:: Input for this task ::

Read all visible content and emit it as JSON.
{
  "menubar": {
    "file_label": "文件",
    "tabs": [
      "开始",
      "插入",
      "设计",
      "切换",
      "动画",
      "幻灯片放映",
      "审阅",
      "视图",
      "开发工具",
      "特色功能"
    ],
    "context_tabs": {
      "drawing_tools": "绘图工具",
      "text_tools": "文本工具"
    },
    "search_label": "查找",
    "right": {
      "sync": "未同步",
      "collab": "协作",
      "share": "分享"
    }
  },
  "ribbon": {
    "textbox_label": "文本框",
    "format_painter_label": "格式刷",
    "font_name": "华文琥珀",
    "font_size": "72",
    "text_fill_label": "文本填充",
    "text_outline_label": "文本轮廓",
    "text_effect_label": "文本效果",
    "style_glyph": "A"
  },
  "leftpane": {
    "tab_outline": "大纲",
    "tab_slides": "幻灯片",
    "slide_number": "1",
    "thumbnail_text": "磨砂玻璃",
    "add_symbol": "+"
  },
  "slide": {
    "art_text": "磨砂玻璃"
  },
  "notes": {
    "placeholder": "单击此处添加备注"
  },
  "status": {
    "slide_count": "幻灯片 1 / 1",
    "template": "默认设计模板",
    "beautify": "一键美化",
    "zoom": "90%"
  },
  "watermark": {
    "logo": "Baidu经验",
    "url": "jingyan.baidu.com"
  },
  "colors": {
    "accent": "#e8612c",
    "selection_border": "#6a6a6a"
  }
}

:::

Exercise brief —
Repeat all the records. Match each line exactly.

Solution for this problem —
Read all visible content and emit it as JSON.
{
  "menubar": {
    "file_label": "文件",
    "tabs": [
      "开始",
      "插入",
      "设计",
      "切换",
      "动画",
      "幻灯片放映",
      "审阅",
      "视图",
      "开发工具",
      "特色功能"
    ],
    "context_tabs": {
      "drawing_tools": "绘图工具",
      "text_tools": "文本工具"
    },
    "search_label": "查找",
    "right": {
      "sync": "未同步",
      "collab": "协作",
      "share": "分享"
    }
  },
  "ribbon": {
    "textbox_label": "文本框",
    "format_painter_label": "格式刷",
    "font_name": "华文琥珀",
    "font_size": "72",
    "text_fill_label": "文本填充",
    "text_outline_label": "文本轮廓",
    "text_effect_label": "文本效果",
    "style_glyph": "A"
  },
  "leftpane": {
    "tab_outline": "大纲",
    "tab_slides": "幻灯片",
    "slide_number": "1",
    "thumbnail_text": "磨砂玻璃",
    "add_symbol": "+"
  },
  "slide": {
    "art_text": "磨砂玻璃"
  },
  "notes": {
    "placeholder": "单击此处添加备注"
  },
  "status": {
    "slide_count": "幻灯片 1 / 1",
    "template": "默认设计模板",
    "beautify": "一键美化",
    "zoom": "90%"
  },
  "watermark": {
    "logo": "Baidu经验",
    "url": "jingyan.baidu.com"
  },
  "colors": {
    "accent": "#e8612c",
    "selection_border": "#6a6a6a"
  }
}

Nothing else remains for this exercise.